(Stored data)
* BEGIN *
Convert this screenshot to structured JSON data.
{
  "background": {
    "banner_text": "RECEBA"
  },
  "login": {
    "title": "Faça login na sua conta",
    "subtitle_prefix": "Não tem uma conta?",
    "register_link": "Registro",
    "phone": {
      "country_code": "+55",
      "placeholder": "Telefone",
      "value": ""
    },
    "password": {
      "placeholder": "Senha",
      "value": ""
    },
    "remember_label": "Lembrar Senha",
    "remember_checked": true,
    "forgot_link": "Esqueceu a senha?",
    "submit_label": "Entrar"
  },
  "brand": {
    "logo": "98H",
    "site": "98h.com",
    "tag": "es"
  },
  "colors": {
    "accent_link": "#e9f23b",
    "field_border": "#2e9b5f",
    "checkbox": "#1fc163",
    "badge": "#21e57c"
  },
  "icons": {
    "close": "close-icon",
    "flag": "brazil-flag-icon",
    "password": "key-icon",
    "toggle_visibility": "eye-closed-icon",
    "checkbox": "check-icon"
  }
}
* END *
What you have to do:
Copy the data above in full, character for character.

Solution:
Convert this screenshot to structured JSON data.
{
  "background": {
    "banner_text": "RECEBA"
  },
  "login": {
    "title": "Faça login na sua conta",
    "subtitle_prefix": "Não tem uma conta?",
    "register_link": "Registro",
    "phone": {
      "country_code": "+55",
      "placeholder": "Telefone",
      "value": ""
    },
    "password": {
      "placeholder": "Senha",
      "value": ""
    },
    "remember_label": "Lembrar Senha",
    "remember_checked": true,
    "forgot_link": "Esqueceu a senha?",
    "submit_label": "Entrar"
  },
  "brand": {
    "logo": "98H",
    "site": "98h.com",
    "tag": "es"
  },
  "colors": {
    "accent_link": "#e9f23b",
    "field_border": "#2e9b5f",
    "checkbox": "#1fc163",
    "badge": "#21e57c"
  },
  "icons": {
    "close": "close-icon",
    "flag": "brazil-flag-icon",
    "password": "key-icon",
    "toggle_visibility": "eye-closed-icon",
    "checkbox": "check-icon"
  }
}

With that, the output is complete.